## MATERIALS PROVIDED
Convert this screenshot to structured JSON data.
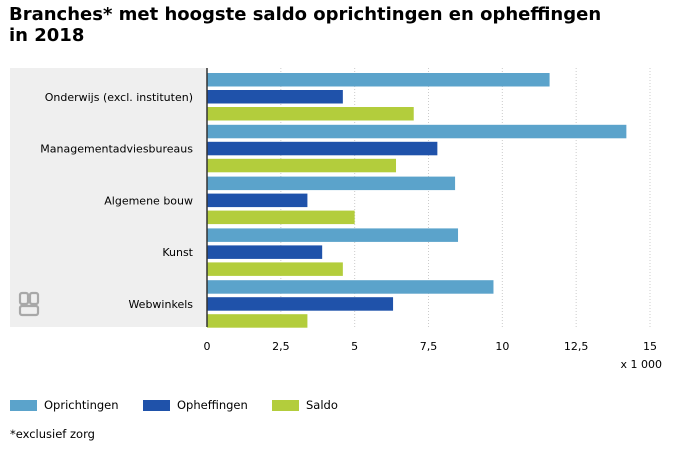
{
  "title": "Branches* met hoogste saldo oprichtingen en opheffingen in 2018",
  "footnote": "*exclusief zorg",
  "colors": {
    "oprichtingen": "#5ba3cb",
    "opheffingen": "#1f52aa",
    "saldo": "#b3cd3c",
    "band": "#efefef",
    "grid": "#cccccc"
  },
  "chart_data": {
    "type": "bar",
    "orientation": "horizontal",
    "categories": [
      "Onderwijs (excl. instituten)",
      "Managementadviesbureaus",
      "Algemene bouw",
      "Kunst",
      "Webwinkels"
    ],
    "series": [
      {
        "name": "Oprichtingen",
        "values": [
          11.6,
          14.2,
          8.4,
          8.5,
          9.7
        ]
      },
      {
        "name": "Opheffingen",
        "values": [
          4.6,
          7.8,
          3.4,
          3.9,
          6.3
        ]
      },
      {
        "name": "Saldo",
        "values": [
          7.0,
          6.4,
          5.0,
          4.6,
          3.4
        ]
      }
    ],
    "xlim": [
      0,
      15
    ],
    "xticks": [
      "0",
      "2,5",
      "5",
      "7,5",
      "10",
      "12,5",
      "15"
    ],
    "xtick_values": [
      0,
      2.5,
      5,
      7.5,
      10,
      12.5,
      15
    ],
    "xunit": "x 1 000",
    "grid": true,
    "legend_position": "bottom-left"
  }
}
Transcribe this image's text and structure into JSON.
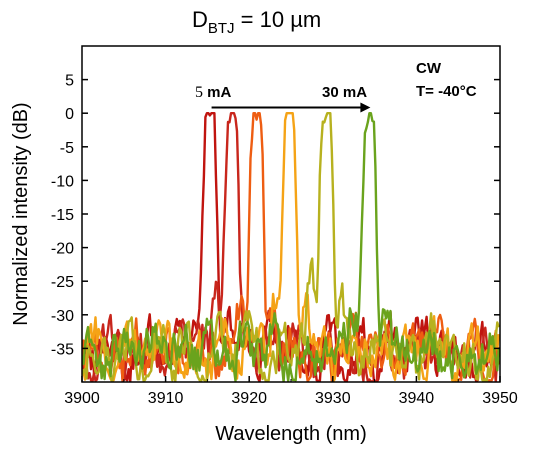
{
  "chart_data": {
    "type": "line",
    "title_main": "D",
    "title_sub": "BTJ",
    "title_rest": " = 10 µm",
    "xlabel": "Wavelength (nm)",
    "ylabel": "Normalized intensity (dB)",
    "xlim": [
      3900,
      3950
    ],
    "ylim": [
      -40,
      10
    ],
    "xticks": [
      3900,
      3910,
      3920,
      3930,
      3940,
      3950
    ],
    "xtick_labels": [
      "3900",
      "3910",
      "3920",
      "3930",
      "3940",
      "3950"
    ],
    "yticks": [
      5,
      0,
      -5,
      -10,
      -15,
      -20,
      -25,
      -30,
      -35
    ],
    "ytick_labels": [
      "5",
      "0",
      "-5",
      "-10",
      "-15",
      "-20",
      "-25",
      "-30",
      "-35"
    ],
    "grid": false,
    "annotations": {
      "start_current_num": "5",
      "start_current_unit": " mA",
      "end_current": "30 mA",
      "arrow_from": [
        3915.5,
        0.7
      ],
      "arrow_to": [
        3934.5,
        0.7
      ],
      "mode": "CW",
      "temperature": "T= -40°C"
    },
    "series": [
      {
        "peak_x": 3915.3,
        "color": "#c0140f",
        "noise_seed": 11
      },
      {
        "peak_x": 3917.9,
        "color": "#c8261c",
        "noise_seed": 23
      },
      {
        "peak_x": 3920.9,
        "color": "#ee5d12",
        "noise_seed": 37
      },
      {
        "peak_x": 3924.8,
        "color": "#f5a316",
        "noise_seed": 41
      },
      {
        "peak_x": 3929.2,
        "color": "#b7b11f",
        "noise_seed": 53
      },
      {
        "peak_x": 3934.4,
        "color": "#6aa31d",
        "noise_seed": 67
      }
    ]
  }
}
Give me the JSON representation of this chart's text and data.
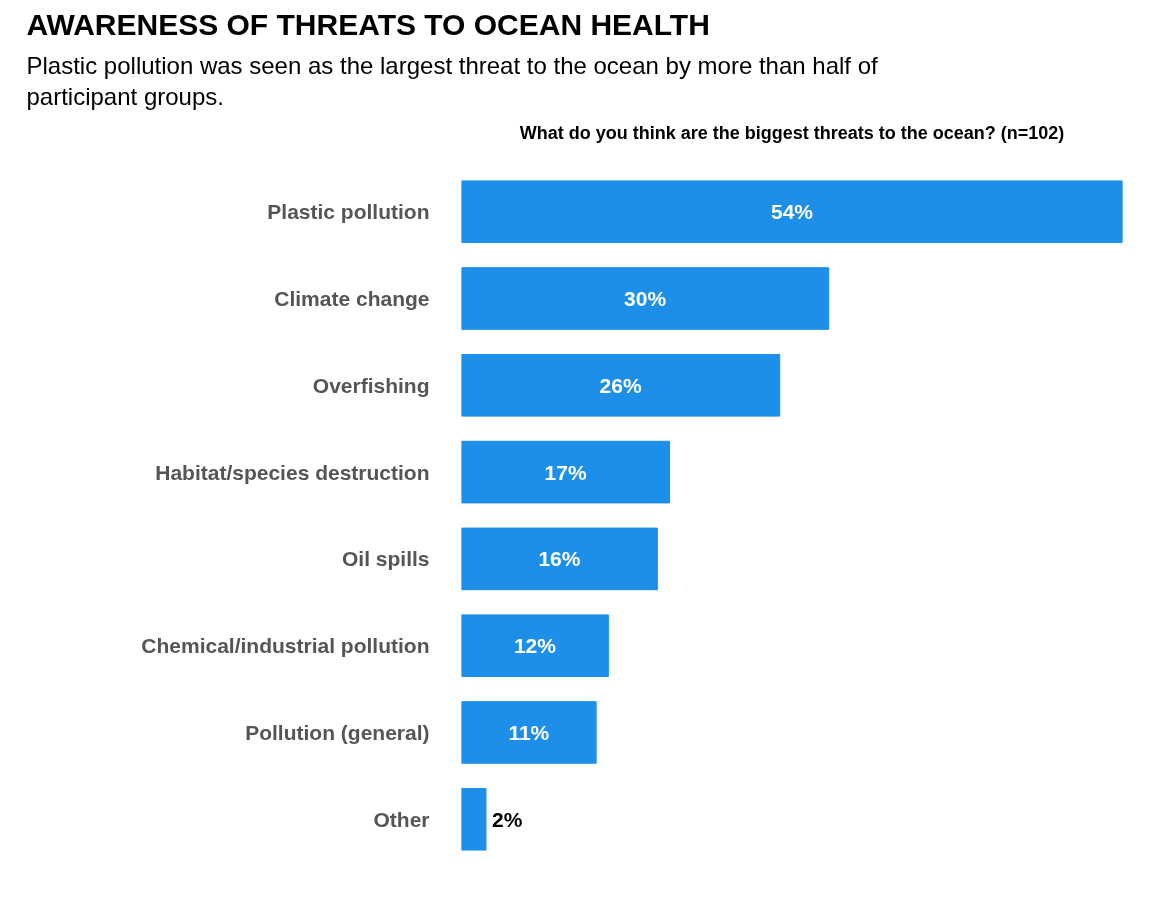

## YOUR GOAL
Every line of the listing that holds "JSON" should be found and copied.

## WORKED ANSWER
Convert this screenshot to structured JSON data.
Transcribe this image's text and structure into JSON.
Give me the JSON representation of this chart's text and data.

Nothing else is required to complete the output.